**GOAL:**
The complete listing should be restated exactly.

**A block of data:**
......

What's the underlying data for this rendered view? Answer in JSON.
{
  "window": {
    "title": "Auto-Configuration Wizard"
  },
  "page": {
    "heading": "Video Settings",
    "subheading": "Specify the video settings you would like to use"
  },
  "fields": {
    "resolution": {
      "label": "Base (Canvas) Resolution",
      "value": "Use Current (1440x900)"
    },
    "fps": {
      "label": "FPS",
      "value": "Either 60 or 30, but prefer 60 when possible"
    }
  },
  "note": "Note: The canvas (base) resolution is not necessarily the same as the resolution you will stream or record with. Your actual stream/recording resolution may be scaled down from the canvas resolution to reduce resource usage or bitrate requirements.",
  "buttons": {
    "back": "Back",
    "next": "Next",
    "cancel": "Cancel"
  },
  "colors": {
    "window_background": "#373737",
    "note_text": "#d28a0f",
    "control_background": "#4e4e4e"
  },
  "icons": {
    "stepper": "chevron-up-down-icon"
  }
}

......

**ANSWER BELOW:**
What's the underlying data for this rendered view? Answer in JSON.
{
  "window": {
    "title": "Auto-Configuration Wizard"
  },
  "page": {
    "heading": "Video Settings",
    "subheading": "Specify the video settings you would like to use"
  },
  "fields": {
    "resolution": {
      "label": "Base (Canvas) Resolution",
      "value": "Use Current (1440x900)"
    },
    "fps": {
      "label": "FPS",
      "value": "Either 60 or 30, but prefer 60 when possible"
    }
  },
  "note": "Note: The canvas (base) resolution is not necessarily the same as the resolution you will stream or record with. Your actual stream/recording resolution may be scaled down from the canvas resolution to reduce resource usage or bitrate requirements.",
  "buttons": {
    "back": "Back",
    "next": "Next",
    "cancel": "Cancel"
  },
  "colors": {
    "window_background": "#373737",
    "note_text": "#d28a0f",
    "control_background": "#4e4e4e"
  },
  "icons": {
    "stepper": "chevron-up-down-icon"
  }
}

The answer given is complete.